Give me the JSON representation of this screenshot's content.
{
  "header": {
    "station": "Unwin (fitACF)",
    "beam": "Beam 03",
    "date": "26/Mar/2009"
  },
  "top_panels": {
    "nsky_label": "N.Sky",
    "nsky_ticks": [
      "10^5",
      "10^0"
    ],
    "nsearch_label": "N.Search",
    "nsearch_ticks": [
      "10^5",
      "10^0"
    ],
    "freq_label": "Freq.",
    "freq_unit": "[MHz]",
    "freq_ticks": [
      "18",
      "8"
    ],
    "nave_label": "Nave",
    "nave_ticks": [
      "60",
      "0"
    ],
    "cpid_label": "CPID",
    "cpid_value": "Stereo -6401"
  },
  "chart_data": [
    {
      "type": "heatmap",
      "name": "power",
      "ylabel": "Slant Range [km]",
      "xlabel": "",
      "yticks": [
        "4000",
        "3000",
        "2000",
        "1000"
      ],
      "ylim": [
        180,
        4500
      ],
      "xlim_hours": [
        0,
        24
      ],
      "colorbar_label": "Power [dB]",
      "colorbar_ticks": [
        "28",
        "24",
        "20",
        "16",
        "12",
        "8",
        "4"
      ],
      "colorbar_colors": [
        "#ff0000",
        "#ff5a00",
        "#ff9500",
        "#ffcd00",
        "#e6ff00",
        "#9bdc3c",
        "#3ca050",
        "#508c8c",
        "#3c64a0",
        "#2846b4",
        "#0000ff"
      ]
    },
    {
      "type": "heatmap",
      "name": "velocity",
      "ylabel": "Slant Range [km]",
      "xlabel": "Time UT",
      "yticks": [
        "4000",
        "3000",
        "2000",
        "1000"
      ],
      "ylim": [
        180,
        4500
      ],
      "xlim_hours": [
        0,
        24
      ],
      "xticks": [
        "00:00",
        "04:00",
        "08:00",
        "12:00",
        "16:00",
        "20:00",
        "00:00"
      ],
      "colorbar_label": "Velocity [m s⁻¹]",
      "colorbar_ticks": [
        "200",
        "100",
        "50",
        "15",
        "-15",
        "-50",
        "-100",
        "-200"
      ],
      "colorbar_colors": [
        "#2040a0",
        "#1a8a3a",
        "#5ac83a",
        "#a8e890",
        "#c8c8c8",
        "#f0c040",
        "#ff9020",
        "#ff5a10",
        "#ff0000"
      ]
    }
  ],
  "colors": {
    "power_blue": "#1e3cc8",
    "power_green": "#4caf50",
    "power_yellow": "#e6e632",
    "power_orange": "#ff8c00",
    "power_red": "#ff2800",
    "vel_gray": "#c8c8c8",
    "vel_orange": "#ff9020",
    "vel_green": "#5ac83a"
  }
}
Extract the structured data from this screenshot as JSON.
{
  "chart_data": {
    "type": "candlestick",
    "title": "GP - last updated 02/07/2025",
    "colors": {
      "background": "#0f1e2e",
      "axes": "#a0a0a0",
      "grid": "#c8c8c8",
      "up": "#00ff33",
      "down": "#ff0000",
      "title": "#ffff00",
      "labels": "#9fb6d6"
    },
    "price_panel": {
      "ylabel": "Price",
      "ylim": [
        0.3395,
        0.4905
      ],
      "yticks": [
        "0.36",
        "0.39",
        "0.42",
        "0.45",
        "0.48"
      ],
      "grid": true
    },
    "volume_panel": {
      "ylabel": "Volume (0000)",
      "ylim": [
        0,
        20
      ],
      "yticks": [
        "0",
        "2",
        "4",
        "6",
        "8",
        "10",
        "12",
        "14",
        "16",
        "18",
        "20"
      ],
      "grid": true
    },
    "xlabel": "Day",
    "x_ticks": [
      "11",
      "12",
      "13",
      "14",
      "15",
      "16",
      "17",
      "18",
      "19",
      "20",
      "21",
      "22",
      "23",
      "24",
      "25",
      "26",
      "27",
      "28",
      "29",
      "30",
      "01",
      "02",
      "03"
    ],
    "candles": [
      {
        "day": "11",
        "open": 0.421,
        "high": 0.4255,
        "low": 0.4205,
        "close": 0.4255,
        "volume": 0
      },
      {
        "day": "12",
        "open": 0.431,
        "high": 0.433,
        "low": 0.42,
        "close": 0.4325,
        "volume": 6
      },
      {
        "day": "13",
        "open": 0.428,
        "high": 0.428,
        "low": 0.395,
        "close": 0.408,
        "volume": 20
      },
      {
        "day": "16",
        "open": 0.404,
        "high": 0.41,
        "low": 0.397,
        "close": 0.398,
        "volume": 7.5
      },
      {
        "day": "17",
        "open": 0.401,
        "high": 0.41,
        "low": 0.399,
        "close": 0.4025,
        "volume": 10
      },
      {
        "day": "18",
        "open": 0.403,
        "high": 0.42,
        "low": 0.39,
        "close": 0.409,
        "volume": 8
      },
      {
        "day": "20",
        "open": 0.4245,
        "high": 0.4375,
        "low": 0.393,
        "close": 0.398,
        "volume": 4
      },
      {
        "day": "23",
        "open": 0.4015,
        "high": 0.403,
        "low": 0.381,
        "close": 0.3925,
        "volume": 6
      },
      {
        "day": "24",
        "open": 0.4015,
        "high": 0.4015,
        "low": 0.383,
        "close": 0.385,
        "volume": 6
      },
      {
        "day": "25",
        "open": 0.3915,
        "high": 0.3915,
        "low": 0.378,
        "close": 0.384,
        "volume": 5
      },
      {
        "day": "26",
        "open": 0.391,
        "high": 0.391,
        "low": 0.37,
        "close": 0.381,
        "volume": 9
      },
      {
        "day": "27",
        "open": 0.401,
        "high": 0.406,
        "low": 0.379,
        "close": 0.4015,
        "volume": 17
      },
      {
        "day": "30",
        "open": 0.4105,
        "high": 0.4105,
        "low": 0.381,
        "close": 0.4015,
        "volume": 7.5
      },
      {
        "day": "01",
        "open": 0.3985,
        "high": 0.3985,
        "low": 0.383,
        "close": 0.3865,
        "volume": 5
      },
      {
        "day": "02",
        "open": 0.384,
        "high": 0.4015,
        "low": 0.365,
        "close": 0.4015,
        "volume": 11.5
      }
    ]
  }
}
■ ■ ■ ■
# [Required work]
Exactly reproduce all of the entries.

# [Exercise answer]
Give me the JSON representation of this screenshot's content.
{
  "header": {
    "station": "Unwin (fitACF)",
    "beam": "Beam 03",
    "date": "26/Mar/2009"
  },
  "top_panels": {
    "nsky_label": "N.Sky",
    "nsky_ticks": [
      "10^5",
      "10^0"
    ],
    "nsearch_label": "N.Search",
    "nsearch_ticks": [
      "10^5",
      "10^0"
    ],
    "freq_label": "Freq.",
    "freq_unit": "[MHz]",
    "freq_ticks": [
      "18",
      "8"
    ],
    "nave_label": "Nave",
    "nave_ticks": [
      "60",
      "0"
    ],
    "cpid_label": "CPID",
    "cpid_value": "Stereo -6401"
  },
  "chart_data": [
    {
      "type": "heatmap",
      "name": "power",
      "ylabel": "Slant Range [km]",
      "xlabel": "",
      "yticks": [
        "4000",
        "3000",
        "2000",
        "1000"
      ],
      "ylim": [
        180,
        4500
      ],
      "xlim_hours": [
        0,
        24
      ],
      "colorbar_label": "Power [dB]",
      "colorbar_ticks": [
        "28",
        "24",
        "20",
        "16",
        "12",
        "8",
        "4"
      ],
      "colorbar_colors": [
        "#ff0000",
        "#ff5a00",
        "#ff9500",
        "#ffcd00",
        "#e6ff00",
        "#9bdc3c",
        "#3ca050",
        "#508c8c",
        "#3c64a0",
        "#2846b4",
        "#0000ff"
      ]
    },
    {
      "type": "heatmap",
      "name": "velocity",
      "ylabel": "Slant Range [km]",
      "xlabel": "Time UT",
      "yticks": [
        "4000",
        "3000",
        "2000",
        "1000"
      ],
      "ylim": [
        180,
        4500
      ],
      "xlim_hours": [
        0,
        24
      ],
      "xticks": [
        "00:00",
        "04:00",
        "08:00",
        "12:00",
        "16:00",
        "20:00",
        "00:00"
      ],
      "colorbar_label": "Velocity [m s⁻¹]",
      "colorbar_ticks": [
        "200",
        "100",
        "50",
        "15",
        "-15",
        "-50",
        "-100",
        "-200"
      ],
      "colorbar_colors": [
        "#2040a0",
        "#1a8a3a",
        "#5ac83a",
        "#a8e890",
        "#c8c8c8",
        "#f0c040",
        "#ff9020",
        "#ff5a10",
        "#ff0000"
      ]
    }
  ],
  "colors": {
    "power_blue": "#1e3cc8",
    "power_green": "#4caf50",
    "power_yellow": "#e6e632",
    "power_orange": "#ff8c00",
    "power_red": "#ff2800",
    "vel_gray": "#c8c8c8",
    "vel_orange": "#ff9020",
    "vel_green": "#5ac83a"
  }
}
Extract the structured data from this screenshot as JSON.
{
  "chart_data": {
    "type": "candlestick",
    "title": "GP - last updated 02/07/2025",
    "colors": {
      "background": "#0f1e2e",
      "axes": "#a0a0a0",
      "grid": "#c8c8c8",
      "up": "#00ff33",
      "down": "#ff0000",
      "title": "#ffff00",
      "labels": "#9fb6d6"
    },
    "price_panel": {
      "ylabel": "Price",
      "ylim": [
        0.3395,
        0.4905
      ],
      "yticks": [
        "0.36",
        "0.39",
        "0.42",
        "0.45",
        "0.48"
      ],
      "grid": true
    },
    "volume_panel": {
      "ylabel": "Volume (0000)",
      "ylim": [
        0,
        20
      ],
      "yticks": [
        "0",
        "2",
        "4",
        "6",
        "8",
        "10",
        "12",
        "14",
        "16",
        "18",
        "20"
      ],
      "grid": true
    },
    "xlabel": "Day",
    "x_ticks": [
      "11",
      "12",
      "13",
      "14",
      "15",
      "16",
      "17",
      "18",
      "19",
      "20",
      "21",
      "22",
      "23",
      "24",
      "25",
      "26",
      "27",
      "28",
      "29",
      "30",
      "01",
      "02",
      "03"
    ],
    "candles": [
      {
        "day": "11",
        "open": 0.421,
        "high": 0.4255,
        "low": 0.4205,
        "close": 0.4255,
        "volume": 0
      },
      {
        "day": "12",
        "open": 0.431,
        "high": 0.433,
        "low": 0.42,
        "close": 0.4325,
        "volume": 6
      },
      {
        "day": "13",
        "open": 0.428,
        "high": 0.428,
        "low": 0.395,
        "close": 0.408,
        "volume": 20
      },
      {
        "day": "16",
        "open": 0.404,
        "high": 0.41,
        "low": 0.397,
        "close": 0.398,
        "volume": 7.5
      },
      {
        "day": "17",
        "open": 0.401,
        "high": 0.41,
        "low": 0.399,
        "close": 0.4025,
        "volume": 10
      },
      {
        "day": "18",
        "open": 0.403,
        "high": 0.42,
        "low": 0.39,
        "close": 0.409,
        "volume": 8
      },
      {
        "day": "20",
        "open": 0.4245,
        "high": 0.4375,
        "low": 0.393,
        "close": 0.398,
        "volume": 4
      },
      {
        "day": "23",
        "open": 0.4015,
        "high": 0.403,
        "low": 0.381,
        "close": 0.3925,
        "volume": 6
      },
      {
        "day": "24",
        "open": 0.4015,
        "high": 0.4015,
        "low": 0.383,
        "close": 0.385,
        "volume": 6
      },
      {
        "day": "25",
        "open": 0.3915,
        "high": 0.3915,
        "low": 0.378,
        "close": 0.384,
        "volume": 5
      },
      {
        "day": "26",
        "open": 0.391,
        "high": 0.391,
        "low": 0.37,
        "close": 0.381,
        "volume": 9
      },
      {
        "day": "27",
        "open": 0.401,
        "high": 0.406,
        "low": 0.379,
        "close": 0.4015,
        "volume": 17
      },
      {
        "day": "30",
        "open": 0.4105,
        "high": 0.4105,
        "low": 0.381,
        "close": 0.4015,
        "volume": 7.5
      },
      {
        "day": "01",
        "open": 0.3985,
        "high": 0.3985,
        "low": 0.383,
        "close": 0.3865,
        "volume": 5
      },
      {
        "day": "02",
        "open": 0.384,
        "high": 0.4015,
        "low": 0.365,
        "close": 0.4015,
        "volume": 11.5
      }
    ]
  }
}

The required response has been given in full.